(Stored data)
______

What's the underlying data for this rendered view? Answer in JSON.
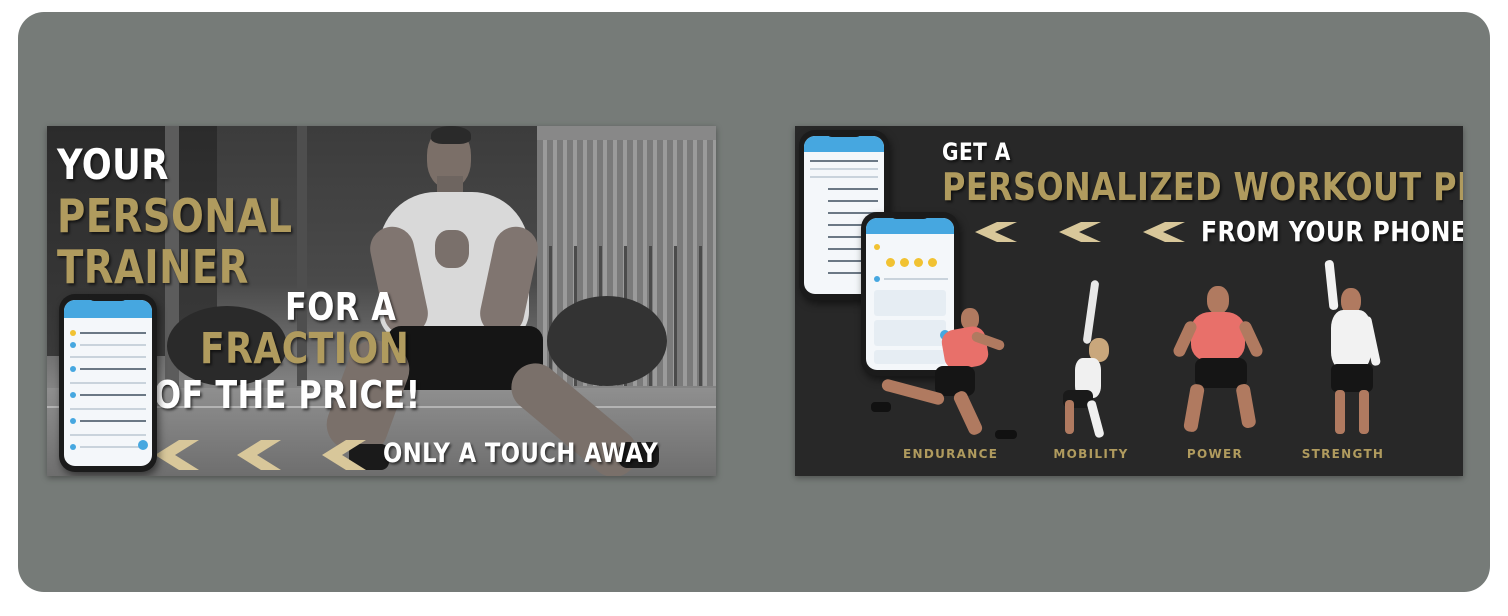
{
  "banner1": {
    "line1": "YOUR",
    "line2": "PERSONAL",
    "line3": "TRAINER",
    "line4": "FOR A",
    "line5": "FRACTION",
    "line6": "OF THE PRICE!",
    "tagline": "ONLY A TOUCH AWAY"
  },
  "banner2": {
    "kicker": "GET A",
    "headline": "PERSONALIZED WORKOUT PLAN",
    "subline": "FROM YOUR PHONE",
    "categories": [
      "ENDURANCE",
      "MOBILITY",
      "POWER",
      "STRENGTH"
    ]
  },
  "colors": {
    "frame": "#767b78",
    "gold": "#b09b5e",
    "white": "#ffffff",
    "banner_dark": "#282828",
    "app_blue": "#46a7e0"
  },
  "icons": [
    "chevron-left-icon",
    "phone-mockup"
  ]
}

______

• Work instructions
Without the pictures, restate each entry exactly.

• Reply
What's the underlying data for this rendered view? Answer in JSON.
{
  "banner1": {
    "line1": "YOUR",
    "line2": "PERSONAL",
    "line3": "TRAINER",
    "line4": "FOR A",
    "line5": "FRACTION",
    "line6": "OF THE PRICE!",
    "tagline": "ONLY A TOUCH AWAY"
  },
  "banner2": {
    "kicker": "GET A",
    "headline": "PERSONALIZED WORKOUT PLAN",
    "subline": "FROM YOUR PHONE",
    "categories": [
      "ENDURANCE",
      "MOBILITY",
      "POWER",
      "STRENGTH"
    ]
  },
  "colors": {
    "frame": "#767b78",
    "gold": "#b09b5e",
    "white": "#ffffff",
    "banner_dark": "#282828",
    "app_blue": "#46a7e0"
  },
  "icons": [
    "chevron-left-icon",
    "phone-mockup"
  ]
}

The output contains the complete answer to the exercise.